● TASK TO COMPLETE
Using the material below, copy every line where "ogni" appears.

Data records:
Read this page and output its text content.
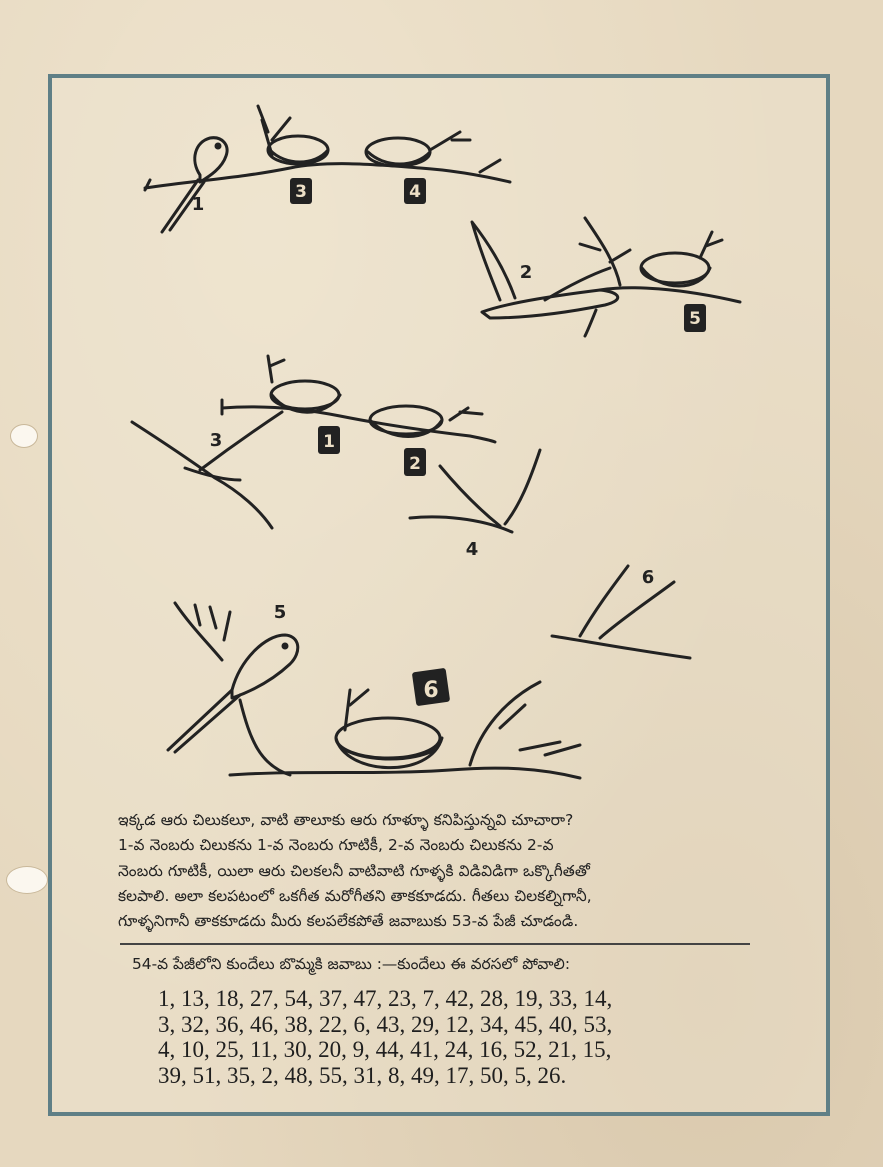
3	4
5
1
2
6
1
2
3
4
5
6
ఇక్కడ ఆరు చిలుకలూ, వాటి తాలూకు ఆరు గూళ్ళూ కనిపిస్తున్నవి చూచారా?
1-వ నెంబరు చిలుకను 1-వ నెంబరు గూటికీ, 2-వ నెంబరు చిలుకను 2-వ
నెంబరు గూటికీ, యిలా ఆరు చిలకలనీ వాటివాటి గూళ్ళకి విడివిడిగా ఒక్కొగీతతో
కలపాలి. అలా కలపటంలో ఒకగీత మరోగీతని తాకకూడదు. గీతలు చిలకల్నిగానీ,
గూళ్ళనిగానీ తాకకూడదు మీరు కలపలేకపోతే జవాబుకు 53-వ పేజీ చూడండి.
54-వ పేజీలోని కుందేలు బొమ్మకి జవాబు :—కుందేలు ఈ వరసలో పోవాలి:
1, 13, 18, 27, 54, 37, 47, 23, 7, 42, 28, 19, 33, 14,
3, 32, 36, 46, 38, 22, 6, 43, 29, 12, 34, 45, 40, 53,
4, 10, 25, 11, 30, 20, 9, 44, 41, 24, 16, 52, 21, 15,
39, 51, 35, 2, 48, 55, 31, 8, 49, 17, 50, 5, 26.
* * *
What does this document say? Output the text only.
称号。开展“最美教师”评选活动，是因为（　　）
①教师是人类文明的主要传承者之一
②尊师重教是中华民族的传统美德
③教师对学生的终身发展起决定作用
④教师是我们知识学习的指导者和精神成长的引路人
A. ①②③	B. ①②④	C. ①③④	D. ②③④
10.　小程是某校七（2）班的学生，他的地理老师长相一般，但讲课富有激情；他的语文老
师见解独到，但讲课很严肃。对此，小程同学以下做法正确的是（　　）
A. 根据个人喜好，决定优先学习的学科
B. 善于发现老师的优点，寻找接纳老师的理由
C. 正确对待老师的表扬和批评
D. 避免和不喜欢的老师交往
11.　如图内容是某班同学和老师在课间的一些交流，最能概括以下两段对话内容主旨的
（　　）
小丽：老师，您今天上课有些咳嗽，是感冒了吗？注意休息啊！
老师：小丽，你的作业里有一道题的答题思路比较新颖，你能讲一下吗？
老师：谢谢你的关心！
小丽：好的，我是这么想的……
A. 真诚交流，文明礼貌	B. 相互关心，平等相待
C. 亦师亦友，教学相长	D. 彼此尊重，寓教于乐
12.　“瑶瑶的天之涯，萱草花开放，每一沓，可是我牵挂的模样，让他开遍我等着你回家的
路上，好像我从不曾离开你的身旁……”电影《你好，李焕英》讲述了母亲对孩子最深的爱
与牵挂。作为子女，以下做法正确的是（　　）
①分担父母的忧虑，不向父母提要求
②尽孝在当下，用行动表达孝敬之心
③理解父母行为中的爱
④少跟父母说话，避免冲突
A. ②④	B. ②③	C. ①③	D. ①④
---
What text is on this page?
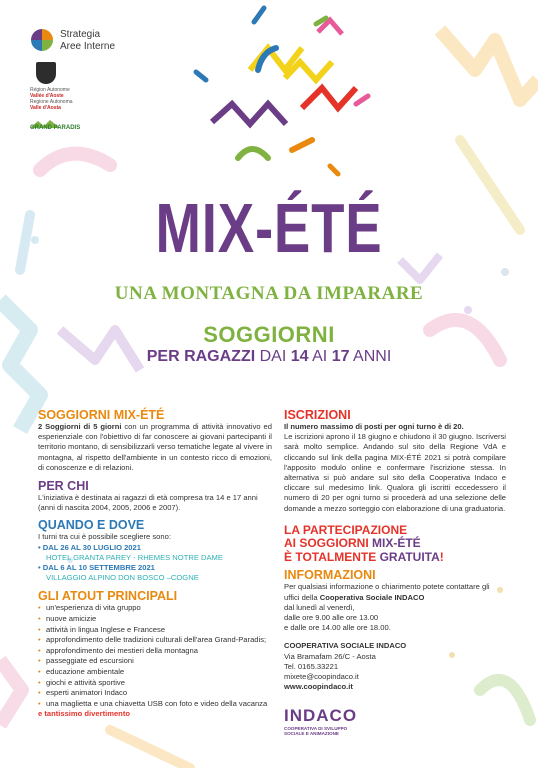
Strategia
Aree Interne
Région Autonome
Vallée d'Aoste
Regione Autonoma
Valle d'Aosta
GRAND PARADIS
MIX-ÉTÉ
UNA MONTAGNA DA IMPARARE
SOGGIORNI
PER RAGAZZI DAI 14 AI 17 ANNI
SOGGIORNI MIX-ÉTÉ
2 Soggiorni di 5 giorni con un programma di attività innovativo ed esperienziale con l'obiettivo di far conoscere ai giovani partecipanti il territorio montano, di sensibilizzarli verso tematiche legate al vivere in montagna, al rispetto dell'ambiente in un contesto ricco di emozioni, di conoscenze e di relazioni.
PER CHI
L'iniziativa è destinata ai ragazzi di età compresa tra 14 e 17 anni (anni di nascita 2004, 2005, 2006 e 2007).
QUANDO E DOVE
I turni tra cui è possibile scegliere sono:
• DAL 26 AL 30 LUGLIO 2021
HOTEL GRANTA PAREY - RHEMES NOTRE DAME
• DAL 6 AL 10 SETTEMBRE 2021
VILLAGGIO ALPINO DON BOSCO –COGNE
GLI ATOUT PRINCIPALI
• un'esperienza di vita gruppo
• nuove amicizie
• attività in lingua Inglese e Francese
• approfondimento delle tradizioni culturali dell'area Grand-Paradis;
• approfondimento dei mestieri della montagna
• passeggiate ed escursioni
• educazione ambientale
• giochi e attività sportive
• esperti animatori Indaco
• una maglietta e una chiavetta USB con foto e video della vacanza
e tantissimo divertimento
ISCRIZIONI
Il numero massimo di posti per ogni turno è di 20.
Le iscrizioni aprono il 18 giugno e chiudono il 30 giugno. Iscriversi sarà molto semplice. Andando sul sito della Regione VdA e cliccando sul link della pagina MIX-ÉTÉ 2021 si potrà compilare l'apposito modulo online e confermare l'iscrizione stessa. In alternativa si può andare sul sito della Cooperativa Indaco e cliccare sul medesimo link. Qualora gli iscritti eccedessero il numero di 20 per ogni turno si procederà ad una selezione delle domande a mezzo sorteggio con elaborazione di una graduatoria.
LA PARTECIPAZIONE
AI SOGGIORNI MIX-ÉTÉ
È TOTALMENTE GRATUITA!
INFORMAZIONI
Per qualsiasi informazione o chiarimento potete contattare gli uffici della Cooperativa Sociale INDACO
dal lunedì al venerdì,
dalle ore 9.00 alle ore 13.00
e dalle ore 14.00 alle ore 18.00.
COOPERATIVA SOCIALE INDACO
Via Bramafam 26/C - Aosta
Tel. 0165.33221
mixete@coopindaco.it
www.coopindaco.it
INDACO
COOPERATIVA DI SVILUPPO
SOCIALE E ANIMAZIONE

● TASK SOLUTION
Il numero massimo di posti per ogni turno è di 20.
Le iscrizioni aprono il 18 giugno e chiudono il 30 giugno. Iscriversi sarà molto semplice. Andando sul sito della Regione VdA e cliccando sul link della pagina MIX-ÉTÉ 2021 si potrà compilare l'apposito modulo online e confermare l'iscrizione stessa. In alternativa si può andare sul sito della Cooperativa Indaco e cliccare sul medesimo link. Qualora gli iscritti eccedessero il numero di 20 per ogni turno si procederà ad una selezione delle domande a mezzo sorteggio con elaborazione di una graduatoria.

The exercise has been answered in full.